Task requirements —
Only the lines holding the string "JSON" are needed. Copy each one.

[Begin]

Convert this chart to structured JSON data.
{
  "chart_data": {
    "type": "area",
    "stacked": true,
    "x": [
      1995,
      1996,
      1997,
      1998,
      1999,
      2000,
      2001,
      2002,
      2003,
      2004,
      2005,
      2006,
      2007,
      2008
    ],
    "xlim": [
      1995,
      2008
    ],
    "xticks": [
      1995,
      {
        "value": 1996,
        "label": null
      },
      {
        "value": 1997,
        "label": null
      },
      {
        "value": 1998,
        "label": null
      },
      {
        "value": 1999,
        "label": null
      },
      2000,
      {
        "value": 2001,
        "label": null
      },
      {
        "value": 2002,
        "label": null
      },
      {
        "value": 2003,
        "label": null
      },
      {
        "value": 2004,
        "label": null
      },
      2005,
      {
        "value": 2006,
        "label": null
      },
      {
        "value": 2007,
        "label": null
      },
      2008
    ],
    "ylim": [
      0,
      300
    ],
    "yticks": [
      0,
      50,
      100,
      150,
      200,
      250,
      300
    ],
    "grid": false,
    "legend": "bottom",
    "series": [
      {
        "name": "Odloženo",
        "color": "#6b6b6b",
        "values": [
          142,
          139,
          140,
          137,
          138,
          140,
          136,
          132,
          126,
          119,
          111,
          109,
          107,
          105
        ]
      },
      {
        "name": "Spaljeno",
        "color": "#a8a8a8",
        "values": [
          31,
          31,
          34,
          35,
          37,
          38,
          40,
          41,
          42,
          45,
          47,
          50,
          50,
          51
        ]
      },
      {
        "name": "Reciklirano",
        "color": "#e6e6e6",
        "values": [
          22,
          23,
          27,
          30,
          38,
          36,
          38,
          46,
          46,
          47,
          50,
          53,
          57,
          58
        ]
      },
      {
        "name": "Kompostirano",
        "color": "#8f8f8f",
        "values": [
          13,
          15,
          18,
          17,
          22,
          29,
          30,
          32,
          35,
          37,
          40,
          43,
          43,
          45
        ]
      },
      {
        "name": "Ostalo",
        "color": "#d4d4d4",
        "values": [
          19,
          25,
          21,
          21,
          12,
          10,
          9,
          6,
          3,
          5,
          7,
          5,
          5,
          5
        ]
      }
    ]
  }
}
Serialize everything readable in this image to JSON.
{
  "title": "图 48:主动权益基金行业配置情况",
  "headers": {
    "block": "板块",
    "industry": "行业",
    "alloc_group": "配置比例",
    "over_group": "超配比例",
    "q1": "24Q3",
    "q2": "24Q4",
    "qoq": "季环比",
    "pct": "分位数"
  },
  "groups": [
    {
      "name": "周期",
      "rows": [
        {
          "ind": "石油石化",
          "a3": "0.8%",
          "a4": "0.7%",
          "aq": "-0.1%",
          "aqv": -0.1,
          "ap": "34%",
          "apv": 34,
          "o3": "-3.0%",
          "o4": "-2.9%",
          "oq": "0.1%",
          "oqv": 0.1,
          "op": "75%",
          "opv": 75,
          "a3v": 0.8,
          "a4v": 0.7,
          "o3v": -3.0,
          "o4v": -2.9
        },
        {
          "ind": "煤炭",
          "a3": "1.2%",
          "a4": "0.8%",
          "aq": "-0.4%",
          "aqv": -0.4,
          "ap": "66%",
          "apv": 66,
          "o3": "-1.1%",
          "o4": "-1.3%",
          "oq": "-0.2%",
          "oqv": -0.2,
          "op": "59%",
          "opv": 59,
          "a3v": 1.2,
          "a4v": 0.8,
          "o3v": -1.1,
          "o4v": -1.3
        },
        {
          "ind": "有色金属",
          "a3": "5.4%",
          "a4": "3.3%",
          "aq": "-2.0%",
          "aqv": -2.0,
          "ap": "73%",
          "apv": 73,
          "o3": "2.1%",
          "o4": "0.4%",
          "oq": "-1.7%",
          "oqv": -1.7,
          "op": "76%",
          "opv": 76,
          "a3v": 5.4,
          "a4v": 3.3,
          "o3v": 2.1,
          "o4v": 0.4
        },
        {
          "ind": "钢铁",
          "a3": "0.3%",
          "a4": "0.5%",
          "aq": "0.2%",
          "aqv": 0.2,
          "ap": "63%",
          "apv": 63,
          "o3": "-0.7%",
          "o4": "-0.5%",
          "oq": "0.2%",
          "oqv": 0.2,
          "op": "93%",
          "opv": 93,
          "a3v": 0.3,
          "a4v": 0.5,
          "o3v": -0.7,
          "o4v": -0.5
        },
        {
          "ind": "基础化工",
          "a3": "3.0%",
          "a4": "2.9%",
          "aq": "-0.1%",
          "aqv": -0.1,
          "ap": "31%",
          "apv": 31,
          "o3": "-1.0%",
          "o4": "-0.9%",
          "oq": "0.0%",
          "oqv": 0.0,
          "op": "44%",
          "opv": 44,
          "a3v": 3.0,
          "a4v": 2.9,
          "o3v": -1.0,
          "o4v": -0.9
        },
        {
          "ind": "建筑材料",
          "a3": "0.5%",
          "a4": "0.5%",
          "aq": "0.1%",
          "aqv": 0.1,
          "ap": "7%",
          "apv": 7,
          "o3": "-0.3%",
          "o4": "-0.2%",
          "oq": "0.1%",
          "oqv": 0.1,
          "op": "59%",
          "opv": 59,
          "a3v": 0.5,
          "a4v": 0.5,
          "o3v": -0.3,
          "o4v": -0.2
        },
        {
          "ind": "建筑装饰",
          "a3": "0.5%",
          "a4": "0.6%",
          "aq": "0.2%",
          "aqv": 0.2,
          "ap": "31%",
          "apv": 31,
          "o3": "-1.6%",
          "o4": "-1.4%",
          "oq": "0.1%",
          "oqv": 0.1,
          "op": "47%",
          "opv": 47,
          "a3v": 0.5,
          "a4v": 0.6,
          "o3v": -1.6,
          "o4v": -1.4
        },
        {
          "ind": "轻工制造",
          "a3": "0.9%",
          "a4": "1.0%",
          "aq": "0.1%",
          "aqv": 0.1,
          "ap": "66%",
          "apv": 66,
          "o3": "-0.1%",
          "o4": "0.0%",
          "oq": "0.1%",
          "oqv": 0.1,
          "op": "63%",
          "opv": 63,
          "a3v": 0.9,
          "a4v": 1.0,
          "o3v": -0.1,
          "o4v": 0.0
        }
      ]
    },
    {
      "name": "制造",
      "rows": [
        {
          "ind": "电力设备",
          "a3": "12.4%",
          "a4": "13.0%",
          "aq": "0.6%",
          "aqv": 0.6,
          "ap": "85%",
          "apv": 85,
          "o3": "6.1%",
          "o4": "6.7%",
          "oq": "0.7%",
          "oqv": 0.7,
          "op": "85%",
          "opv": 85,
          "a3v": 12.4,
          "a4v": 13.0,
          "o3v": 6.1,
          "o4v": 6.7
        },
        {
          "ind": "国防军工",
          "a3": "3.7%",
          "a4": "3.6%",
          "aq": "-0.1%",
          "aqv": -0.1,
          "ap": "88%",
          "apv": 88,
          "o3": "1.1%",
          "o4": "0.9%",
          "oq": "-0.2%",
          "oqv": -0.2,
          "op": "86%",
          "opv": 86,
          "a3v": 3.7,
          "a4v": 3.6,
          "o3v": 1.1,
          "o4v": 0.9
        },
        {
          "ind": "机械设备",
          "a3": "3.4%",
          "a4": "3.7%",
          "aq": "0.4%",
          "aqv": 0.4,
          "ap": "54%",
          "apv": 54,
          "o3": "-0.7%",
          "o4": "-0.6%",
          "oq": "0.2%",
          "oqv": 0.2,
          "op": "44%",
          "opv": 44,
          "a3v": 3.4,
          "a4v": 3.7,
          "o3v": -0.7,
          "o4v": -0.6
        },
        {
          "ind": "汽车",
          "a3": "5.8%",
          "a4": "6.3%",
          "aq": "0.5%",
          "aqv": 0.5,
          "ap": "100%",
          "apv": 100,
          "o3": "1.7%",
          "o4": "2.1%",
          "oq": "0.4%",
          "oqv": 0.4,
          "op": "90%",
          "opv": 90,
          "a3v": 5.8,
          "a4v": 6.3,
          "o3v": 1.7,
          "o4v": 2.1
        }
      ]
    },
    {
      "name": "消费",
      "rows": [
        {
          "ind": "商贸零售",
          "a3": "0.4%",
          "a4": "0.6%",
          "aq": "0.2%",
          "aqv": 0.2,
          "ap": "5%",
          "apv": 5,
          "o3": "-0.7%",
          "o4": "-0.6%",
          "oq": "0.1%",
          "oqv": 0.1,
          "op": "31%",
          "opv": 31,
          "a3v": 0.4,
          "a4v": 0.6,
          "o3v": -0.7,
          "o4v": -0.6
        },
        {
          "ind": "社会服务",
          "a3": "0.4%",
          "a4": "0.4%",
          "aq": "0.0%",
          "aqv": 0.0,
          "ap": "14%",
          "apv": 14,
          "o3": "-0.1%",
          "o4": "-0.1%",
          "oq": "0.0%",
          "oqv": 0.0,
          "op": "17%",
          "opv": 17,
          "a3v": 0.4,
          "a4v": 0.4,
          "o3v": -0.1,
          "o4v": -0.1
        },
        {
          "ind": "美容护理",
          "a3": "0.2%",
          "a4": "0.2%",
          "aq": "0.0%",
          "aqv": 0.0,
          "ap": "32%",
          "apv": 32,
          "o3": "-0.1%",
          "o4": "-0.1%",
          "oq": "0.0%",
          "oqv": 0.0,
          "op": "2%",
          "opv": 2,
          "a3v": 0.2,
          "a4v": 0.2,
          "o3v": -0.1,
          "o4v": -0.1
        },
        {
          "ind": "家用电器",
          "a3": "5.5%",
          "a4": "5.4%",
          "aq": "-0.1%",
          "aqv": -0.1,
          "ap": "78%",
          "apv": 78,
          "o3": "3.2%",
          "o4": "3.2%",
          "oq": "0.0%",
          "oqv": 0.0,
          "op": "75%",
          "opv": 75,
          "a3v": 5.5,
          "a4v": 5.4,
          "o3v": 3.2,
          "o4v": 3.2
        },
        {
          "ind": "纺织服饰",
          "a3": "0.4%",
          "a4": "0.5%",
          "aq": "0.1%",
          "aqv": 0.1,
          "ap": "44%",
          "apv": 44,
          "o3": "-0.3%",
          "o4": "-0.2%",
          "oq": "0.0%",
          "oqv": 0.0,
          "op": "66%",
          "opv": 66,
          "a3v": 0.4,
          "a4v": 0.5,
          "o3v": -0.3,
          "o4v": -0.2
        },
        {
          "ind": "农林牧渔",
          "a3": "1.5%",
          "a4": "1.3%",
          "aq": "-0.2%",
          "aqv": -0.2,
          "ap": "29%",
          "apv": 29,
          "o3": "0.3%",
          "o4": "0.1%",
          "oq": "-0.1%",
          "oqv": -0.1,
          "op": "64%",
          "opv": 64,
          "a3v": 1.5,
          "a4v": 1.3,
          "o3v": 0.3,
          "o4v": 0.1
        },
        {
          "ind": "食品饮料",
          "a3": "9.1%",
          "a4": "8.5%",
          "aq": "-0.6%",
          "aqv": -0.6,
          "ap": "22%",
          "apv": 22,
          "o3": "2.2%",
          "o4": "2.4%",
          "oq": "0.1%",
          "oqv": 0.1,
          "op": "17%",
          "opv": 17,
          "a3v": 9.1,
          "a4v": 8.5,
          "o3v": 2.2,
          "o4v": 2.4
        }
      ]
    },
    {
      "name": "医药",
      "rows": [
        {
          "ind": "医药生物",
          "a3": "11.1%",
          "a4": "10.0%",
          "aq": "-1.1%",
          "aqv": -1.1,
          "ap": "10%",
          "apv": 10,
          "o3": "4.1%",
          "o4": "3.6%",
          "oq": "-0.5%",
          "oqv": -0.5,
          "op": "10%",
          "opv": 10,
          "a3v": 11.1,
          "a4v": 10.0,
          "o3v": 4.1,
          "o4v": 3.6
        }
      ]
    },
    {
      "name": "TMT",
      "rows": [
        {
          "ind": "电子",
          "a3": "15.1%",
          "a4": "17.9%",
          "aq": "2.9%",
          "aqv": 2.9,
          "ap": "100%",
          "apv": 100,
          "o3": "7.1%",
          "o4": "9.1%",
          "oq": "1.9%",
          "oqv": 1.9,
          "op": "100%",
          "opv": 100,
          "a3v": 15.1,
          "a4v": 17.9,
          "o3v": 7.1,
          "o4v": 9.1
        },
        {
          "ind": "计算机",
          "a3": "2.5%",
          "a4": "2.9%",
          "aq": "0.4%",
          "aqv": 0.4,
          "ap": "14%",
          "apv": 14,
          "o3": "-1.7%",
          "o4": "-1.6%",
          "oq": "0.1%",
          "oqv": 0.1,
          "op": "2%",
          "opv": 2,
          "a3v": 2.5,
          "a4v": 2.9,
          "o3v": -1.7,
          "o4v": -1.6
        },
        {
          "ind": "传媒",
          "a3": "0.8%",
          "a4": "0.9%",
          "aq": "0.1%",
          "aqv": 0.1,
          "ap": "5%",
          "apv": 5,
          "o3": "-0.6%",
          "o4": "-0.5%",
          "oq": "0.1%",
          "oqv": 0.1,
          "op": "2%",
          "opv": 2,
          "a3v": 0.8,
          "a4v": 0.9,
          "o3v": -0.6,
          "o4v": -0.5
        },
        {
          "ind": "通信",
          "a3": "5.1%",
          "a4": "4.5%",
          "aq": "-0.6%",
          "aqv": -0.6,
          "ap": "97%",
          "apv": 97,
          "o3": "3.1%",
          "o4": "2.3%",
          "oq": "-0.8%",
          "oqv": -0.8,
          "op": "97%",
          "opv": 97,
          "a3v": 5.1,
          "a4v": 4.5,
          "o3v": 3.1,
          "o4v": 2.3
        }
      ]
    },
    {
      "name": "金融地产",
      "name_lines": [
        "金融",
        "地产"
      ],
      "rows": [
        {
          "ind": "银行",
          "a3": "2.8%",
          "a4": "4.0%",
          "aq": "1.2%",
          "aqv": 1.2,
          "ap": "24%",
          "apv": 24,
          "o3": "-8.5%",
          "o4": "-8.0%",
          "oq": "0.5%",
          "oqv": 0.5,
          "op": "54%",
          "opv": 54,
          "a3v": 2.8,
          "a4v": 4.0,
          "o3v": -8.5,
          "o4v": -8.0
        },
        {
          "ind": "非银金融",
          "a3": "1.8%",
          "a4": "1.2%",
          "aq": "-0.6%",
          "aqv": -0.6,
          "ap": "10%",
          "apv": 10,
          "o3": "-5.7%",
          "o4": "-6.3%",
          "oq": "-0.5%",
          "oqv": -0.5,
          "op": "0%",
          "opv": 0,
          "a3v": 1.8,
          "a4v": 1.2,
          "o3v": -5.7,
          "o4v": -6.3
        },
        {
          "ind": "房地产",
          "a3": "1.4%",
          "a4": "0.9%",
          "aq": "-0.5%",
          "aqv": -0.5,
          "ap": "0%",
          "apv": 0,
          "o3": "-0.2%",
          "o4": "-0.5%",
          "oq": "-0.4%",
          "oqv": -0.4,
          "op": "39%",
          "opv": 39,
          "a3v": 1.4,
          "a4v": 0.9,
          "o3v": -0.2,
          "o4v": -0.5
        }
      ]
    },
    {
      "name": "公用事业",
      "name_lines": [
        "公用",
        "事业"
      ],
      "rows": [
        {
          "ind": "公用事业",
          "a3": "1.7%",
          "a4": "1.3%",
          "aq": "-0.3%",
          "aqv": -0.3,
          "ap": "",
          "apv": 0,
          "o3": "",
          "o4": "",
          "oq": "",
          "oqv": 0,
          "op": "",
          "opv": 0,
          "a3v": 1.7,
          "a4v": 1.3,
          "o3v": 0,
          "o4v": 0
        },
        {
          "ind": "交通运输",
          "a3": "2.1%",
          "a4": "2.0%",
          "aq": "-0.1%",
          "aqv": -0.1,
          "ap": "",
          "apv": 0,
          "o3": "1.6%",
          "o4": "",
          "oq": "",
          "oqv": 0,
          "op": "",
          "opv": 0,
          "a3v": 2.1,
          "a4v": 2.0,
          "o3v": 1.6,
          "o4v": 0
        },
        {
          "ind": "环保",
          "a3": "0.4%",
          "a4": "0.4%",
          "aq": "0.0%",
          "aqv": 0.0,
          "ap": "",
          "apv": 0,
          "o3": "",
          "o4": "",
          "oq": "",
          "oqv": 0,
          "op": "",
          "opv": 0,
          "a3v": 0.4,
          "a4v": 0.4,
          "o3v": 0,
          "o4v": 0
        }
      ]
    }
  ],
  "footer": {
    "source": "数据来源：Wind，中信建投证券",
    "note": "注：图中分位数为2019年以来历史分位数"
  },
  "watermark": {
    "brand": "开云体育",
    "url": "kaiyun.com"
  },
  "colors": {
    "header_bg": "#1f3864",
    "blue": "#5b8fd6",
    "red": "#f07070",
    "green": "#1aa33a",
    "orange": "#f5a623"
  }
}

[End]

Answer in full —
Convert this chart to structured JSON data.
Serialize everything readable in this image to JSON.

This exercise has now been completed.